**Required work:**
Gather up the lines that contain "Billion".
BEGIN Supplied data
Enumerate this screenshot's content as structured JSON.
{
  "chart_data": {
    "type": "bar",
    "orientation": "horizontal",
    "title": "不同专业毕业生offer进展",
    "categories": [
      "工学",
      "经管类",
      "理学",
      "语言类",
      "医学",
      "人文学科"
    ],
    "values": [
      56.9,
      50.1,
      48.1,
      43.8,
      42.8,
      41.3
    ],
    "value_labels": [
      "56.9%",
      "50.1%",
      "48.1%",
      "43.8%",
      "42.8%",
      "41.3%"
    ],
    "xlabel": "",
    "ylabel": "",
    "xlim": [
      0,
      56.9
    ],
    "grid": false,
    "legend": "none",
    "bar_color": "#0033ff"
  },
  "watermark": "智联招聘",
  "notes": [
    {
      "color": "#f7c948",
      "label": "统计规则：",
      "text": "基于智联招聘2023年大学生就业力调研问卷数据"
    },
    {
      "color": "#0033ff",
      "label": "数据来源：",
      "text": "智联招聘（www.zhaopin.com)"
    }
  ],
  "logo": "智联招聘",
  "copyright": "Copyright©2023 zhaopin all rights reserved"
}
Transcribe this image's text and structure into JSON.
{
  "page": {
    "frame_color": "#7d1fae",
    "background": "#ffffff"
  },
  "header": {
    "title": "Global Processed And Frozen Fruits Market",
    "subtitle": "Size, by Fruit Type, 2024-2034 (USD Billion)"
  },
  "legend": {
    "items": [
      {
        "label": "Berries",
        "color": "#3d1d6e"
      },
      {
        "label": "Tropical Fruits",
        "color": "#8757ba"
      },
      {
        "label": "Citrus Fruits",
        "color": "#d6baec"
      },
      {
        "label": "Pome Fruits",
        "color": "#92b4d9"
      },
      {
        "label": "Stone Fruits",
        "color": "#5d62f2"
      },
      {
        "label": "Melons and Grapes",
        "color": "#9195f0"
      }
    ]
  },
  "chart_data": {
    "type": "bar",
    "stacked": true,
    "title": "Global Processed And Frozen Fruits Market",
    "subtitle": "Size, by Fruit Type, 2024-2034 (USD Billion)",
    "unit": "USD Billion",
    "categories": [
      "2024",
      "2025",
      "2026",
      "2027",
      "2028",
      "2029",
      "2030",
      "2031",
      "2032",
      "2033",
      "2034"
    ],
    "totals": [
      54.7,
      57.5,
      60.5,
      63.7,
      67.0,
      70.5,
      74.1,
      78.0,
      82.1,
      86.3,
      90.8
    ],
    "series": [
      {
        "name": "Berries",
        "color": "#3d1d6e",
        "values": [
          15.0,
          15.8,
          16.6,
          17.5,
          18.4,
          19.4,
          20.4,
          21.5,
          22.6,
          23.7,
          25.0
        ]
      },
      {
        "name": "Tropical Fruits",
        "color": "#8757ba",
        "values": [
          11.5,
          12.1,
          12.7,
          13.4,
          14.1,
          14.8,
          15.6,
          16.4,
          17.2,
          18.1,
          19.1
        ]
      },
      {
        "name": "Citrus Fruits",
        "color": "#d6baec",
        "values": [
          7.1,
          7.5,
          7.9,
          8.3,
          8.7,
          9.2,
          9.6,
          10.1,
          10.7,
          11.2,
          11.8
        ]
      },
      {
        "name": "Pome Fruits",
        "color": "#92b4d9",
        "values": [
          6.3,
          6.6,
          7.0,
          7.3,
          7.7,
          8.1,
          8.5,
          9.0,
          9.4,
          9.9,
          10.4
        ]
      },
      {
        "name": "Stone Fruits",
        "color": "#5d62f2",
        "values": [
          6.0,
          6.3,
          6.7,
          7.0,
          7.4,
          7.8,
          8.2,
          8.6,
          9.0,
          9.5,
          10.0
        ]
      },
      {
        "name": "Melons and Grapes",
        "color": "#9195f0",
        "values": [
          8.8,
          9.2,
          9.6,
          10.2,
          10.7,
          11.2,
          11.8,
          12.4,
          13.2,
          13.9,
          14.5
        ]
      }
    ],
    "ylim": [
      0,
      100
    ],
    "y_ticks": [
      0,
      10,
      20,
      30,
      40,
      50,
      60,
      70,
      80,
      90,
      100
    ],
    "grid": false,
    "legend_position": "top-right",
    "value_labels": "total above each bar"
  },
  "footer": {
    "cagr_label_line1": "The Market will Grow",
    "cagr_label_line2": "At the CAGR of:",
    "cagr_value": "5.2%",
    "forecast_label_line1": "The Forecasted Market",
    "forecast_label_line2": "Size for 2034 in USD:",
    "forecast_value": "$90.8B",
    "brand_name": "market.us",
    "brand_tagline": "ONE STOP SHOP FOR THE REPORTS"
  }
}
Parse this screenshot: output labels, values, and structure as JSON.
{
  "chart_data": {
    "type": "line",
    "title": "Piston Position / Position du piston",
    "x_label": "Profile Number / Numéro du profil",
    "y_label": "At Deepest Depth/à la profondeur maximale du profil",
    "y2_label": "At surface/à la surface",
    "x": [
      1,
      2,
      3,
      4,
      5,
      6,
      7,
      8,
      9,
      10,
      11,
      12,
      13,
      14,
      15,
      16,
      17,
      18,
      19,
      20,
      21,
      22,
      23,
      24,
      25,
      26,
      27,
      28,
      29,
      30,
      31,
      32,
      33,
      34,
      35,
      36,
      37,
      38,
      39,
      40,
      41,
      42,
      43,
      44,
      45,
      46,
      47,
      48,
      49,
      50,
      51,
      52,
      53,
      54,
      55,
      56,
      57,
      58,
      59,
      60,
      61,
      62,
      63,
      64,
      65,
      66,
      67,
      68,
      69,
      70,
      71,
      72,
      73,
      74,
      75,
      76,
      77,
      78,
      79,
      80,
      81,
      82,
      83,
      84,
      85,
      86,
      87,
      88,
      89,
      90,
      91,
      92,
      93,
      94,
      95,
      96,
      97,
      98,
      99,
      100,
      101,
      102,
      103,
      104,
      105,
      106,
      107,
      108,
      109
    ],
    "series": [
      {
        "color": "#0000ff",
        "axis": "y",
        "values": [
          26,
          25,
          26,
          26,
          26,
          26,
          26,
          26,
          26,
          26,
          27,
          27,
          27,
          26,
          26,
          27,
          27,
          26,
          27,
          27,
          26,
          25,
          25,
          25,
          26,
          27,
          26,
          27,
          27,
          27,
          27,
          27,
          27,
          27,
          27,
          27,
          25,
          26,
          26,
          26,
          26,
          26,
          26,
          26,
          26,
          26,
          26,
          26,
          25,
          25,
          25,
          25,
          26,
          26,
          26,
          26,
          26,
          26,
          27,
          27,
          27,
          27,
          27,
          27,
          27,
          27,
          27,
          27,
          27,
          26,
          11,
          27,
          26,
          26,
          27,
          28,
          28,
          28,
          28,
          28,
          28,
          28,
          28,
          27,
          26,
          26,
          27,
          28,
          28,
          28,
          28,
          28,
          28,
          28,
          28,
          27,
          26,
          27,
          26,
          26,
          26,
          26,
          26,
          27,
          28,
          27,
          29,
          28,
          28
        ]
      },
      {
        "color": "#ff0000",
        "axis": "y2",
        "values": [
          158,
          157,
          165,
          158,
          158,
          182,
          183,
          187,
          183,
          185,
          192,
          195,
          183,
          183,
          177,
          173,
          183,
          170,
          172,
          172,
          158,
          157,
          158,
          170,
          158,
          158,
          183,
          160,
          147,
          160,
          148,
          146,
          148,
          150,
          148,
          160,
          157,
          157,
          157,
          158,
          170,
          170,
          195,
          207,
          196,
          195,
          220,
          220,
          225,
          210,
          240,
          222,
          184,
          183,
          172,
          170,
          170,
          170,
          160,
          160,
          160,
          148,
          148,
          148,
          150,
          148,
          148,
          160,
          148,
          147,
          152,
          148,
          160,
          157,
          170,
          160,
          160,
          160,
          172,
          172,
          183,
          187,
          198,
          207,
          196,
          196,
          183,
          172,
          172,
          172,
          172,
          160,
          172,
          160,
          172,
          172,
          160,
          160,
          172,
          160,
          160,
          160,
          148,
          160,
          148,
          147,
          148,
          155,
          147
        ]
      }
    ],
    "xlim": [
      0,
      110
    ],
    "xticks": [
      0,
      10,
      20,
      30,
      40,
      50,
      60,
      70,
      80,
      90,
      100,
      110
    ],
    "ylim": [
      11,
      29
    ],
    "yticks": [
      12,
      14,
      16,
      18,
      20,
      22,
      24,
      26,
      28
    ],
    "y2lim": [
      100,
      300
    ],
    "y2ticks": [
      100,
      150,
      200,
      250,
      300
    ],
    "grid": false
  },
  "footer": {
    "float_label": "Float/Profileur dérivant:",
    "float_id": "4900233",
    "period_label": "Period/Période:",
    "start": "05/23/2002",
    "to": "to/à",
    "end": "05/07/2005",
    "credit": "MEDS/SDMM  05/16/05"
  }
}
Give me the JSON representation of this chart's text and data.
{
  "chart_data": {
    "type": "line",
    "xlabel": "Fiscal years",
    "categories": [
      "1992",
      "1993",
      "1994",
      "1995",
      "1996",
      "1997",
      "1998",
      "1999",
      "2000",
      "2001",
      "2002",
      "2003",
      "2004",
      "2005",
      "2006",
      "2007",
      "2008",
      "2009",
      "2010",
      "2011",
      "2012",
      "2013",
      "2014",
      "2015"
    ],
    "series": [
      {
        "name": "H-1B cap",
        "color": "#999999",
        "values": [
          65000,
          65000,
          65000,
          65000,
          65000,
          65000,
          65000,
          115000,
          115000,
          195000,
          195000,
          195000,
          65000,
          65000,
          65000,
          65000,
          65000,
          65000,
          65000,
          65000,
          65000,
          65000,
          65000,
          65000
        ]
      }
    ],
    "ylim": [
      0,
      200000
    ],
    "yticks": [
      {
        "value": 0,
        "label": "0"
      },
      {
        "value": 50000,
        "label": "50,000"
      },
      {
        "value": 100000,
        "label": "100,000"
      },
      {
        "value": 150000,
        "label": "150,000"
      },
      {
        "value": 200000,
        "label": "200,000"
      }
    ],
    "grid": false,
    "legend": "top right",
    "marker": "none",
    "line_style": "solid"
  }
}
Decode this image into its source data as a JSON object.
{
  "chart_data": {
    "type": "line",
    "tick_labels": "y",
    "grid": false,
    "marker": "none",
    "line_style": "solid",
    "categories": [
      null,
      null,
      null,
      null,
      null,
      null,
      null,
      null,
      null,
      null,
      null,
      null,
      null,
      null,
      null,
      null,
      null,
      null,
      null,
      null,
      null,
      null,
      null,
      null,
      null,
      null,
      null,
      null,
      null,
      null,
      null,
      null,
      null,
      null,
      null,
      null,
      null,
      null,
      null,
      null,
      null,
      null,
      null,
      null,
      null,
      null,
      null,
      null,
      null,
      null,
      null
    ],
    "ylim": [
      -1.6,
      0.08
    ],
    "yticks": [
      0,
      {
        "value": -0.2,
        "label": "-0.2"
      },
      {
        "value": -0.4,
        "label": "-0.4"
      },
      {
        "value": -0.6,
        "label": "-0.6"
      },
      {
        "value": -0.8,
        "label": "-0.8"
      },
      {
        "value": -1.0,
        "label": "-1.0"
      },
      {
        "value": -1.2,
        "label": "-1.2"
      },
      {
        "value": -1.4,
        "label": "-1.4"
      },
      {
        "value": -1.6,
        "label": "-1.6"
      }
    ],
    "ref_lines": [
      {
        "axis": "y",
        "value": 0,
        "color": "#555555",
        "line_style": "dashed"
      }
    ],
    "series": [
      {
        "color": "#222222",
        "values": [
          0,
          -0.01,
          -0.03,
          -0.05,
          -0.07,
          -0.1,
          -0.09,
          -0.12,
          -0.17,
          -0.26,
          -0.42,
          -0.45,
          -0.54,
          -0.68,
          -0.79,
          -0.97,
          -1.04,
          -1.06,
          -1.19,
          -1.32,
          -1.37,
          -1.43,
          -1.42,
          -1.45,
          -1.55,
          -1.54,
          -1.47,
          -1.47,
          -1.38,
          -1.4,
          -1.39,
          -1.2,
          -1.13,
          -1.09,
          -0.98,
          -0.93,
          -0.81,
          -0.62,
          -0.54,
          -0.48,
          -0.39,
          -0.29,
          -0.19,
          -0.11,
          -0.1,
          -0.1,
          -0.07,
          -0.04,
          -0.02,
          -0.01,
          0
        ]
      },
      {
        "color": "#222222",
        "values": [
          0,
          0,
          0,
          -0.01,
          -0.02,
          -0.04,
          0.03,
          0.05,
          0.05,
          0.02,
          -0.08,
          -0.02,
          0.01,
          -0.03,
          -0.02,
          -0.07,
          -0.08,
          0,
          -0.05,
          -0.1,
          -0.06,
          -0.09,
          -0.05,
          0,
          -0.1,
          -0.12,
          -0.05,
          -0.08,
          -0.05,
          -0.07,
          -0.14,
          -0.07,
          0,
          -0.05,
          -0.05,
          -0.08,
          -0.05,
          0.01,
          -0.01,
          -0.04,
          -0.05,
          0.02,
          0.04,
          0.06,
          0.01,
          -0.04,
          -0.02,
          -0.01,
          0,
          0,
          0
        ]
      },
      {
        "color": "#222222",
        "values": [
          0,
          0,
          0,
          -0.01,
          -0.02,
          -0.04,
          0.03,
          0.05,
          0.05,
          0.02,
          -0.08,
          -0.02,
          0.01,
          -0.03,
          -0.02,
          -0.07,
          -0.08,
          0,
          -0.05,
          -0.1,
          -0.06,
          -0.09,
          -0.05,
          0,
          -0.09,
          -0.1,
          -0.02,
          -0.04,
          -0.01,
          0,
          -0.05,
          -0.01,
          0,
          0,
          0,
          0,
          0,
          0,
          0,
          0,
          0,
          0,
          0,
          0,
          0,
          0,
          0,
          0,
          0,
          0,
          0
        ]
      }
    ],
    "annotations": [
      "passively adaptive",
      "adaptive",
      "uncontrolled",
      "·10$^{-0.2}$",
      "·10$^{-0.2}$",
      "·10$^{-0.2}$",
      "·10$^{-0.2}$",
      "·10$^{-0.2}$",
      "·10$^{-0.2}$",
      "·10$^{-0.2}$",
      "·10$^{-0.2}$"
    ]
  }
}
END Supplied data
**Solution to this problem:**
    "subtitle": "Size, by Fruit Type, 2024-2034 (USD Billion)"
    "subtitle": "Size, by Fruit Type, 2024-2034 (USD Billion)",
    "unit": "USD Billion",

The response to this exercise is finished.